Goal:
Please turn each line of the items below into a Markdown table with two columns, Row and Line. Put the row number under Row and the line under Line, and leave out blank lines.

== Records to use

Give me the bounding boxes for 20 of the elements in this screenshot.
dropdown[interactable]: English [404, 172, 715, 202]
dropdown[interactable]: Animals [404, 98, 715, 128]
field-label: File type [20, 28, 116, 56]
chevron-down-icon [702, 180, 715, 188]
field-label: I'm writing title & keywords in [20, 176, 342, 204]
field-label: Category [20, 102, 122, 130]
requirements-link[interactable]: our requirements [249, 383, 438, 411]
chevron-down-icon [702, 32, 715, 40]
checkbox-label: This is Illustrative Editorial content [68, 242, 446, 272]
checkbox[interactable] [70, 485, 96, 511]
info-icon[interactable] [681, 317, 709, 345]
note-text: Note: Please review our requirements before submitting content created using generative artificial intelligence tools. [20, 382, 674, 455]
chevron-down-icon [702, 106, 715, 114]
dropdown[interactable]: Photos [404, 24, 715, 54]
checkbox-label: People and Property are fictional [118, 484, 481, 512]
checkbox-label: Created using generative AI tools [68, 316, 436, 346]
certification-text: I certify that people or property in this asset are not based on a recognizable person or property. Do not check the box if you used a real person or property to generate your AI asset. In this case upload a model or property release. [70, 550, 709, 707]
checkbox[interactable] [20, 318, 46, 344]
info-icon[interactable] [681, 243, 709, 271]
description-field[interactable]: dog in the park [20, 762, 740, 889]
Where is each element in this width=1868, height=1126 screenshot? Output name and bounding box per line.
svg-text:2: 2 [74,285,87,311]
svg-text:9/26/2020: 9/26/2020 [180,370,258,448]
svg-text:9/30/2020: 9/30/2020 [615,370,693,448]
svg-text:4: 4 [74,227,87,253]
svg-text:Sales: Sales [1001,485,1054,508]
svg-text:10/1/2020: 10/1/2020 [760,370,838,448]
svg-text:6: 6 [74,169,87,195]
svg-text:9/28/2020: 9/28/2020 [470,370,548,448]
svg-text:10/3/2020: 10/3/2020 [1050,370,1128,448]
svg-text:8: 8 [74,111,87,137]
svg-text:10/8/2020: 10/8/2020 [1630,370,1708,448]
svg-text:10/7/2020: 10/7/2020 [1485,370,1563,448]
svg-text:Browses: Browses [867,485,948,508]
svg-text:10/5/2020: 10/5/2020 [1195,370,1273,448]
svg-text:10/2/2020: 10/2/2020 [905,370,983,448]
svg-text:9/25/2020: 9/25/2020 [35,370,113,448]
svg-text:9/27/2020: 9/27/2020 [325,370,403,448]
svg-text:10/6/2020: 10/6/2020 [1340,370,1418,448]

====

Response to the exercise:
| Row | Line |
|---|---|
| 1 | Give me the bounding boxes for 20 of the elements in this screenshot. |
| 2 | dropdown[interactable]: English [404, 172, 715, 202] |
| 3 | dropdown[interactable]: Animals [404, 98, 715, 128] |
| 4 | field-label: File type [20, 28, 116, 56] |
| 5 | chevron-down-icon [702, 180, 715, 188] |
| 6 | field-label: I'm writing title & keywords in [20, 176, 342, 204] |
| 7 | field-label: Category [20, 102, 122, 130] |
| 8 | requirements-link[interactable]: our requirements [249, 383, 438, 411] |
| 9 | chevron-down-icon [702, 32, 715, 40] |
| 10 | checkbox-label: This is Illustrative Editorial content [68, 242, 446, 272] |
| 11 | checkbox[interactable] [70, 485, 96, 511] |
| 12 | info-icon[interactable] [681, 317, 709, 345] |
| 13 | note-text: Note: Please review our requirements before submitting content created using generative artificial intelligence tools. [20, 382, 674, 455] |
| 14 | chevron-down-icon [702, 106, 715, 114] |
| 15 | dropdown[interactable]: Photos [404, 24, 715, 54] |
| 16 | checkbox-label: People and Property are fictional [118, 484, 481, 512] |
| 17 | checkbox-label: Created using generative AI tools [68, 316, 436, 346] |
| 18 | certification-text: I certify that people or property in this asset are not based on a recognizable person or property. Do not check the box if you used a real person or property to generate your AI asset. In this case upload a model or property release. [70, 550, 709, 707] |
| 19 | checkbox[interactable] [20, 318, 46, 344] |
| 20 | info-icon[interactable] [681, 243, 709, 271] |
| 21 | description-field[interactable]: dog in the park [20, 762, 740, 889] |
| 22 | Where is each element in this width=1868, height=1126 screenshot? Output name and bounding box per line. |
| 23 | svg-text:2: 2 [74,285,87,311] |
| 24 | svg-text:9/26/2020: 9/26/2020 [180,370,258,448] |
| 25 | svg-text:9/30/2020: 9/30/2020 [615,370,693,448] |
| 26 | svg-text:4: 4 [74,227,87,253] |
| 27 | svg-text:Sales: Sales [1001,485,1054,508] |
| 28 | svg-text:10/1/2020: 10/1/2020 [760,370,838,448] |
| 29 | svg-text:6: 6 [74,169,87,195] |
| 30 | svg-text:9/28/2020: 9/28/2020 [470,370,548,448] |
| 31 | svg-text:10/3/2020: 10/3/2020 [1050,370,1128,448] |
| 32 | svg-text:8: 8 [74,111,87,137] |
| 33 | svg-text:10/8/2020: 10/8/2020 [1630,370,1708,448] |
| 34 | svg-text:10/7/2020: 10/7/2020 [1485,370,1563,448] |
| 35 | svg-text:Browses: Browses [867,485,948,508] |
| 36 | svg-text:10/5/2020: 10/5/2020 [1195,370,1273,448] |
| 37 | svg-text:10/2/2020: 10/2/2020 [905,370,983,448] |
| 38 | svg-text:9/25/2020: 9/25/2020 [35,370,113,448] |
| 39 | svg-text:9/27/2020: 9/27/2020 [325,370,403,448] |
| 40 | svg-text:10/6/2020: 10/6/2020 [1340,370,1418,448] |